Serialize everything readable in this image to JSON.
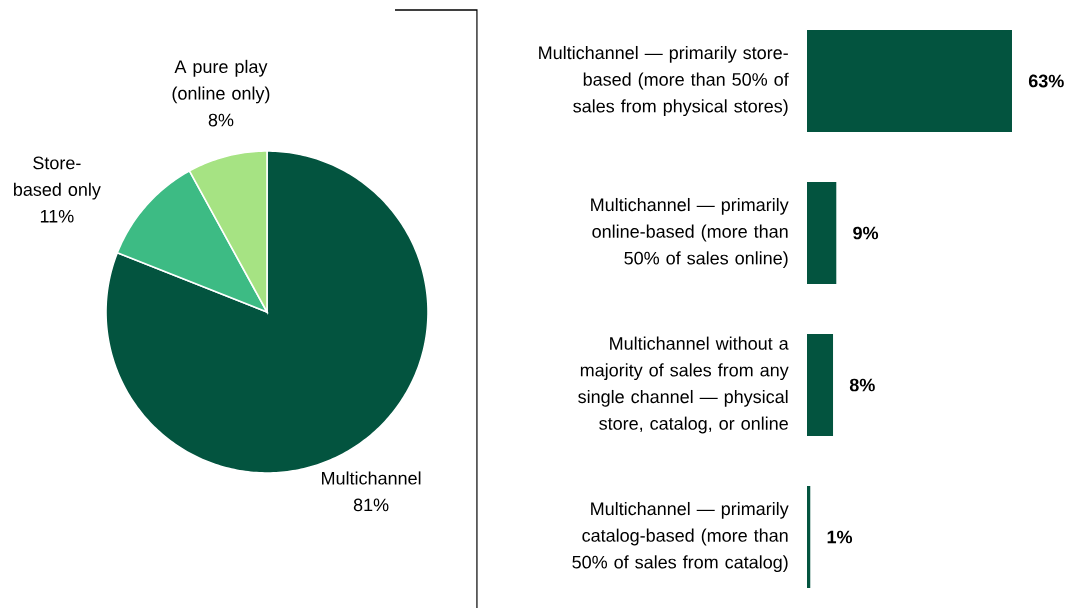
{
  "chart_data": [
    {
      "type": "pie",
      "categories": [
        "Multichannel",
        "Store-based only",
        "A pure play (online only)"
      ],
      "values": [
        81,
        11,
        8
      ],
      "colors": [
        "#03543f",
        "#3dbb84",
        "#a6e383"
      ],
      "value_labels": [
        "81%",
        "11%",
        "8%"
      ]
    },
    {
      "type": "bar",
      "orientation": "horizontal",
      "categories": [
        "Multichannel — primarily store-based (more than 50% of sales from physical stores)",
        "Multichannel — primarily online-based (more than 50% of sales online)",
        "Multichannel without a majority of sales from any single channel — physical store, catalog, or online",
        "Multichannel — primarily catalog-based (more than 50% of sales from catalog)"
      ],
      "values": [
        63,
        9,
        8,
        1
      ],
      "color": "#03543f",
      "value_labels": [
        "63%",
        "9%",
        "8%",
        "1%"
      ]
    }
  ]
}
··········
Problem to solve: Print the entries above exactly, taking out only the pictures.

Result:
Serialize everything readable in this image to JSON.
{
  "chart_data": [
    {
      "type": "pie",
      "categories": [
        "Multichannel",
        "Store-based only",
        "A pure play (online only)"
      ],
      "values": [
        81,
        11,
        8
      ],
      "colors": [
        "#03543f",
        "#3dbb84",
        "#a6e383"
      ],
      "value_labels": [
        "81%",
        "11%",
        "8%"
      ]
    },
    {
      "type": "bar",
      "orientation": "horizontal",
      "categories": [
        "Multichannel — primarily store-based (more than 50% of sales from physical stores)",
        "Multichannel — primarily online-based (more than 50% of sales online)",
        "Multichannel without a majority of sales from any single channel — physical store, catalog, or online",
        "Multichannel — primarily catalog-based (more than 50% of sales from catalog)"
      ],
      "values": [
        63,
        9,
        8,
        1
      ],
      "color": "#03543f",
      "value_labels": [
        "63%",
        "9%",
        "8%",
        "1%"
      ]
    }
  ]
}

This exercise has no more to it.